## [DIRECTIONS]
Below are the records; copy each line in them that holds the word "reported".

Collection entries:
==*==

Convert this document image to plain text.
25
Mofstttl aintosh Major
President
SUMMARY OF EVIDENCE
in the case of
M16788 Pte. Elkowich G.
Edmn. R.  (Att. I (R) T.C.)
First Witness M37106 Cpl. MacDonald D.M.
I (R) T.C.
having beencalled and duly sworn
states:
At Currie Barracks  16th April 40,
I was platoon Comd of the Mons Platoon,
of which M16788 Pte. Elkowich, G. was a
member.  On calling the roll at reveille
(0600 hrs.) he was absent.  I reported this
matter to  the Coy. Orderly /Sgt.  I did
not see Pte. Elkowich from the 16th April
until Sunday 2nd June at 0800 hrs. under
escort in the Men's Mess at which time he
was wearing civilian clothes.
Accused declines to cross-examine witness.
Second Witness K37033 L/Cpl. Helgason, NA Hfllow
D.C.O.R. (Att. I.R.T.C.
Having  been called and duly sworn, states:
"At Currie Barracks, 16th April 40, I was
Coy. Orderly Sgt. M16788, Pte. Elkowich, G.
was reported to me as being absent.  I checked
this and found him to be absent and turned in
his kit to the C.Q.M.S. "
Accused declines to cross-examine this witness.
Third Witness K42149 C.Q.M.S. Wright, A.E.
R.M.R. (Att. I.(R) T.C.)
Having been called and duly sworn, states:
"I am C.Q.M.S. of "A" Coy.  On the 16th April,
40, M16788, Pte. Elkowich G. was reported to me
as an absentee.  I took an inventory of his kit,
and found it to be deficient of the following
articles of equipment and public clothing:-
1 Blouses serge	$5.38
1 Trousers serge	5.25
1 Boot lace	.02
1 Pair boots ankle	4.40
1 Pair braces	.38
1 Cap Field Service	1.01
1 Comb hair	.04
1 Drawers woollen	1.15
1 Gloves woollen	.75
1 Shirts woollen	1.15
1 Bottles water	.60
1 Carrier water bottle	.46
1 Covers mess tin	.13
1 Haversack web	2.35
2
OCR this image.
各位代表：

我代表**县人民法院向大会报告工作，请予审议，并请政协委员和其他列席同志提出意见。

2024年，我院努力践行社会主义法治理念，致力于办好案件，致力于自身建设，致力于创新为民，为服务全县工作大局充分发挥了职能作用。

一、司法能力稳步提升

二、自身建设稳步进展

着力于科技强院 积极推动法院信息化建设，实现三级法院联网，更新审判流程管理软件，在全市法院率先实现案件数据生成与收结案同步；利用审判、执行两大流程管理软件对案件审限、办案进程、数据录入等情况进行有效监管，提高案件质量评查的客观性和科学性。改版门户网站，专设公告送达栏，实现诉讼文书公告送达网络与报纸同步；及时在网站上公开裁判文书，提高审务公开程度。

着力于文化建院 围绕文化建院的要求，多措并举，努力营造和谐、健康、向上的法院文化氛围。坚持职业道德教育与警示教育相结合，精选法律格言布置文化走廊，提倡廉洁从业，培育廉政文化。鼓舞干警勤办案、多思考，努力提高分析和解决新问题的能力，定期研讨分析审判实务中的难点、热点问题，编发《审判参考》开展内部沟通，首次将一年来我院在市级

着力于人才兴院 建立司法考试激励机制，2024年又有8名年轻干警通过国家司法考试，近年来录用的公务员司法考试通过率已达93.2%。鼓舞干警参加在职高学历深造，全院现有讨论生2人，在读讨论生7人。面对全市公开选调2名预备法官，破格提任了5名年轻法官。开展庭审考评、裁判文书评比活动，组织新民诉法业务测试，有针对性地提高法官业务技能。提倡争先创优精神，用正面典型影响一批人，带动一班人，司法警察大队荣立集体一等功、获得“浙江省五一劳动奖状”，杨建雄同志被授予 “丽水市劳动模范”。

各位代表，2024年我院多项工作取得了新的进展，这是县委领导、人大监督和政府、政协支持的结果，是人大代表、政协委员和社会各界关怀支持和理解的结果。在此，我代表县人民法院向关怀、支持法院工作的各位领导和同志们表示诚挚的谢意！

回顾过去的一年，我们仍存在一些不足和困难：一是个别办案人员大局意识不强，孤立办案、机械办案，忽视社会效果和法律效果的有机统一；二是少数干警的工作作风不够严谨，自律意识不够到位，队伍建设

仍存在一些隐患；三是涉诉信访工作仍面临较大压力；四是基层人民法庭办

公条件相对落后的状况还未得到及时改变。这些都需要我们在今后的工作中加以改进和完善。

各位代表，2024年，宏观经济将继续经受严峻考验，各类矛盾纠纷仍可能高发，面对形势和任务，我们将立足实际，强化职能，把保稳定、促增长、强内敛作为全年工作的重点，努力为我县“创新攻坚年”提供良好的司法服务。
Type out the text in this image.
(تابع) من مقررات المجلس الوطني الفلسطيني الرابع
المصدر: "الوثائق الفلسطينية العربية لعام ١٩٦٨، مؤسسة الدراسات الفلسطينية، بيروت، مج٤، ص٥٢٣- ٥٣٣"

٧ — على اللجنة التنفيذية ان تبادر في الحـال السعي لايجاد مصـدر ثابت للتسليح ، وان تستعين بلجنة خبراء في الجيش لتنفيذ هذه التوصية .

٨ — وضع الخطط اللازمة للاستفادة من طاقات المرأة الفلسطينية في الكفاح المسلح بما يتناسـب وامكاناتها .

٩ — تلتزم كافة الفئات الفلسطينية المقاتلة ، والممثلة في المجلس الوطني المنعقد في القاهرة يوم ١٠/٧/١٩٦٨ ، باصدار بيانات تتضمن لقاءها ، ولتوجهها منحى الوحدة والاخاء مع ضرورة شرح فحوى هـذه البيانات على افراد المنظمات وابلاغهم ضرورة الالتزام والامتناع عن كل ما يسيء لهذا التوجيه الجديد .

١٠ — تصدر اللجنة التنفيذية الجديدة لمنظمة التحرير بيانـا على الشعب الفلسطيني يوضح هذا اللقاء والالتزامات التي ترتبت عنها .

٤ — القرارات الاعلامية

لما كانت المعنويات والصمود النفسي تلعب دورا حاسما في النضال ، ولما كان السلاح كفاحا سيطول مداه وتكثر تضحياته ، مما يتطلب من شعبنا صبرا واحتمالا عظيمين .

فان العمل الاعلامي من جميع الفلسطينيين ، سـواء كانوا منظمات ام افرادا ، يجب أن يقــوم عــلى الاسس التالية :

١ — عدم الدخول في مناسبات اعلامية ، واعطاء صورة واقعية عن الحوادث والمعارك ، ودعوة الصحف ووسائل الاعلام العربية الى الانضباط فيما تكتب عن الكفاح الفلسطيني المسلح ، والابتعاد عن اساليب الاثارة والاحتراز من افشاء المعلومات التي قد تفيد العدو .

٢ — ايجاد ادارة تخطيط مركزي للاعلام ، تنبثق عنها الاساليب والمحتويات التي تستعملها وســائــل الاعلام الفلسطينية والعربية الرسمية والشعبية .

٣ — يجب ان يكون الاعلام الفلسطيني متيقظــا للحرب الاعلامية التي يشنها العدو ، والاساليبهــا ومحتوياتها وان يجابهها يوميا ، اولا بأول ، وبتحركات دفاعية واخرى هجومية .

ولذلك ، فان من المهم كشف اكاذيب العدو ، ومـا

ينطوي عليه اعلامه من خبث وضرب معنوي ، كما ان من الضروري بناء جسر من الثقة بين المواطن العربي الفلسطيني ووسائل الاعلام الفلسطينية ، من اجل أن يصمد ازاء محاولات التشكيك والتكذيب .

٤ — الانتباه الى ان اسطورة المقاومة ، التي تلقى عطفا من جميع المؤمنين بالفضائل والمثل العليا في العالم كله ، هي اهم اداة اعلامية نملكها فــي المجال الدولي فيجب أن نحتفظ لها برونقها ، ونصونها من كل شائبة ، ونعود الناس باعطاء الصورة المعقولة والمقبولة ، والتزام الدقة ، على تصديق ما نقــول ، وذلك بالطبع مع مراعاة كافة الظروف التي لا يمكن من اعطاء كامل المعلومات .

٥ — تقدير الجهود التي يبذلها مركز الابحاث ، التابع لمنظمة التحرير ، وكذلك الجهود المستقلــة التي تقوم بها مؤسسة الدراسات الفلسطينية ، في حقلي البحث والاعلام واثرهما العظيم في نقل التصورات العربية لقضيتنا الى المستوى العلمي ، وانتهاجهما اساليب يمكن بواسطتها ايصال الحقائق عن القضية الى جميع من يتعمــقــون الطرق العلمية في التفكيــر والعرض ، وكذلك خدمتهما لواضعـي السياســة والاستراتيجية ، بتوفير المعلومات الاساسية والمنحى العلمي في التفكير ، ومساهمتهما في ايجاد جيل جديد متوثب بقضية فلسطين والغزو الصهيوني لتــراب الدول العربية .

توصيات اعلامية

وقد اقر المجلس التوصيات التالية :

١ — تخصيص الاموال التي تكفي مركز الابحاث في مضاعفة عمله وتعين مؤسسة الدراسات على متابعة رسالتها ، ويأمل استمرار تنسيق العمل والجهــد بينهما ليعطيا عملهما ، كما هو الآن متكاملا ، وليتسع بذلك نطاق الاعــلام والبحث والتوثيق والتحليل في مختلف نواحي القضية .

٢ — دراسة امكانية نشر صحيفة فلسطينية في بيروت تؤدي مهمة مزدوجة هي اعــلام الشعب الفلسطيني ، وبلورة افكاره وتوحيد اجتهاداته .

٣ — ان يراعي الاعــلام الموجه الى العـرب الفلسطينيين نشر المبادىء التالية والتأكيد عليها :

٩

==*==

## [PROBLEM SOLUTION]
(0600 hrs.) he was absent.  I reported this
was reported to me as being absent.  I checked
40, M16788, Pte. Elkowich G. was reported to me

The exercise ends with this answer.